WHAT IS NEEDED:
Go through the data below. List every line that holds the word "miejscowości".

INFORMATION SHOWN:
+++++

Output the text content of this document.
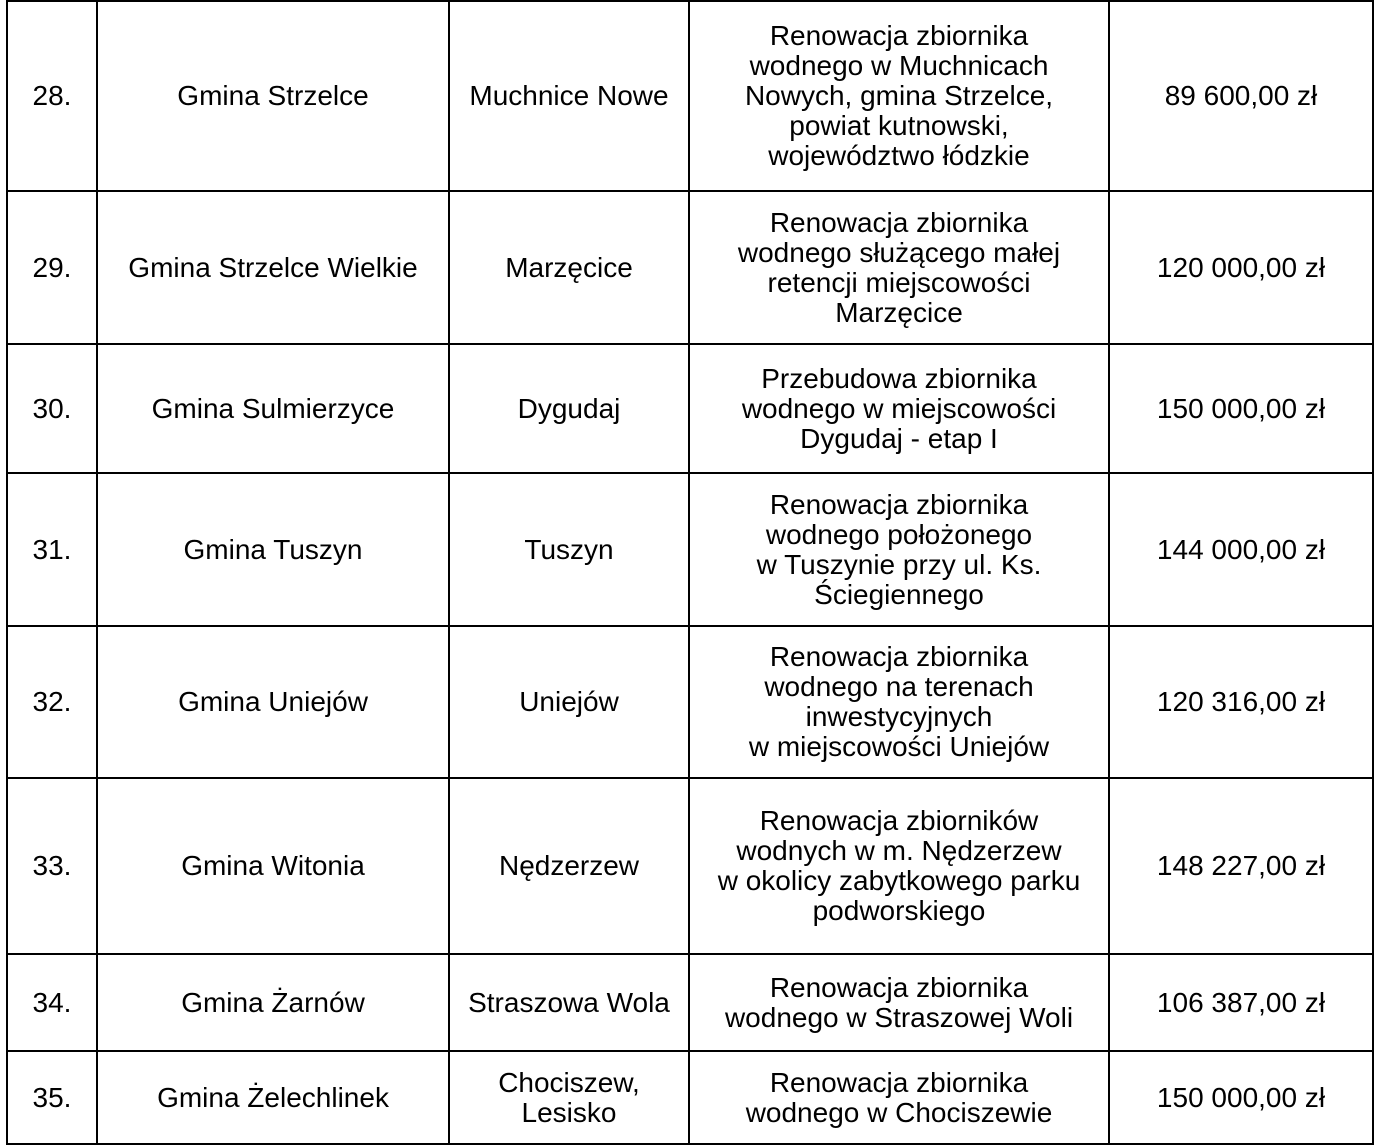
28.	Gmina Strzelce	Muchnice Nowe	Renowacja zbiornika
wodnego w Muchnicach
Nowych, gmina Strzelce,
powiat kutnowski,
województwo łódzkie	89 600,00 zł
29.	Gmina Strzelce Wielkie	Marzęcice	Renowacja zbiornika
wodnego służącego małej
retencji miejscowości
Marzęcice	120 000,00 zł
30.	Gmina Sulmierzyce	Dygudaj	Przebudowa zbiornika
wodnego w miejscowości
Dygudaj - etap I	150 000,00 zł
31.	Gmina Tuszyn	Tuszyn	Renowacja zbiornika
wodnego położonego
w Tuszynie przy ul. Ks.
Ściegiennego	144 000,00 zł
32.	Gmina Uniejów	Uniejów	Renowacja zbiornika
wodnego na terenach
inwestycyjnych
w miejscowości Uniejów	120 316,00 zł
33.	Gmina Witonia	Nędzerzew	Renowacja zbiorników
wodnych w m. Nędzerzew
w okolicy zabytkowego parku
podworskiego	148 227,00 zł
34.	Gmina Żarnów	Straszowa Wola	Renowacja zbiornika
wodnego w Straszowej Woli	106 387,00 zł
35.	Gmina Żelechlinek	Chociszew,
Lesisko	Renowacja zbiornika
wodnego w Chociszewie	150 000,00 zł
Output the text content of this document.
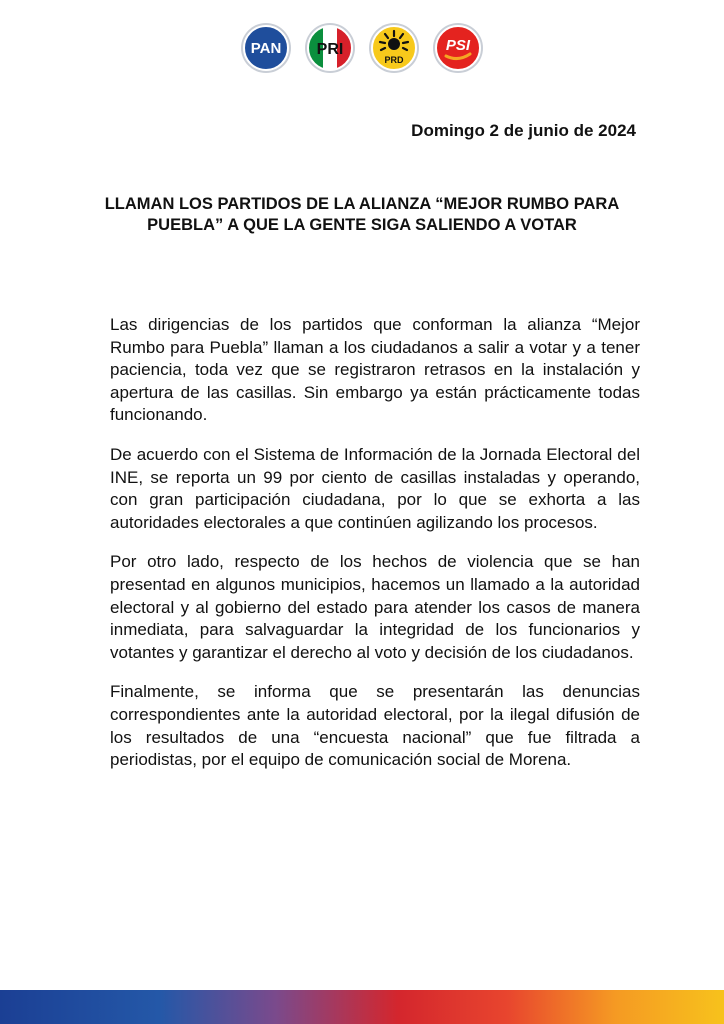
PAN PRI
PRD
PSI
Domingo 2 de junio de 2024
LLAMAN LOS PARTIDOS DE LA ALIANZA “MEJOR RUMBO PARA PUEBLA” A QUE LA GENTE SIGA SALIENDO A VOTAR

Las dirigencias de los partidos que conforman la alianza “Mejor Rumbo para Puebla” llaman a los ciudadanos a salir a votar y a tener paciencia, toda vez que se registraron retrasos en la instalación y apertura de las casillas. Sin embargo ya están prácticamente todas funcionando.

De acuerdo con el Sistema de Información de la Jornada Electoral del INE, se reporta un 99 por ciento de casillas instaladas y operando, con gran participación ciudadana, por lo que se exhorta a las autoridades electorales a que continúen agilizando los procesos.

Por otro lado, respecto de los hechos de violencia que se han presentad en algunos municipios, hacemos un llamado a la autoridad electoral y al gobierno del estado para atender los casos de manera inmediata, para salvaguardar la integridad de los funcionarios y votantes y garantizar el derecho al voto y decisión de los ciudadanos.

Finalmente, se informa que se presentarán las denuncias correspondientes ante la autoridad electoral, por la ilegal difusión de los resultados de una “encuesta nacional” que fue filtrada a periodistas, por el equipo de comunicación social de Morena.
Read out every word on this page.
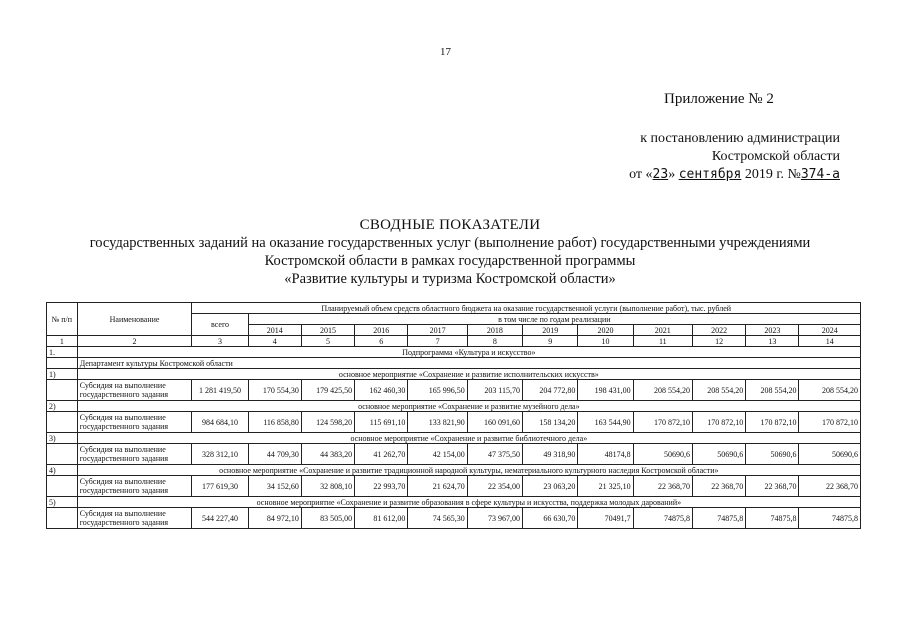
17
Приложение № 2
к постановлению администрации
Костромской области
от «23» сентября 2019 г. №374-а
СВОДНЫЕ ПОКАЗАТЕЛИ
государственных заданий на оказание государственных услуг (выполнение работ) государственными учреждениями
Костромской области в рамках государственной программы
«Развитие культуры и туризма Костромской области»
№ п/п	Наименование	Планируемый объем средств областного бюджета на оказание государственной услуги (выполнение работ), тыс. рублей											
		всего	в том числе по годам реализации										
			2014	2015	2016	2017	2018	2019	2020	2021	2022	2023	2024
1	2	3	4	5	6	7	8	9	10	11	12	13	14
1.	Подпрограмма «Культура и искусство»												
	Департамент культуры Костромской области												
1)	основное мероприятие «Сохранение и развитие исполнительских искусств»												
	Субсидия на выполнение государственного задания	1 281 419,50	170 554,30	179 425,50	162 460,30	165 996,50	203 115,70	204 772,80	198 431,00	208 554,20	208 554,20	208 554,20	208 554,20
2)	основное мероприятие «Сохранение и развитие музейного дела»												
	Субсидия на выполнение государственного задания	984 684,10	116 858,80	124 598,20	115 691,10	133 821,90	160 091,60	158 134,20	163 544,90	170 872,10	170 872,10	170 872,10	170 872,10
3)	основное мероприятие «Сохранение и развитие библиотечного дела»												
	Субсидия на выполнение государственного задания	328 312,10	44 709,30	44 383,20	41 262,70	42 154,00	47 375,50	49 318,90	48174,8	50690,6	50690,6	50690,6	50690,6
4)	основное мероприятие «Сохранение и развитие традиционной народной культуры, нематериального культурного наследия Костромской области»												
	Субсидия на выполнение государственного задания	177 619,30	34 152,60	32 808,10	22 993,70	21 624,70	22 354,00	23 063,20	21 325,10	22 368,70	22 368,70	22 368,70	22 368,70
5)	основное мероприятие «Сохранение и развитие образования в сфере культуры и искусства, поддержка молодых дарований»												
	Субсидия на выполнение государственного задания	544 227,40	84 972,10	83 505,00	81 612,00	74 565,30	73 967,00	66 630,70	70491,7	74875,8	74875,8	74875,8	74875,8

+++++

RESULT OF THE TASK:
retencji miejscowości
wodnego w miejscowości
w miejscowości Uniejów	120 316,00 zł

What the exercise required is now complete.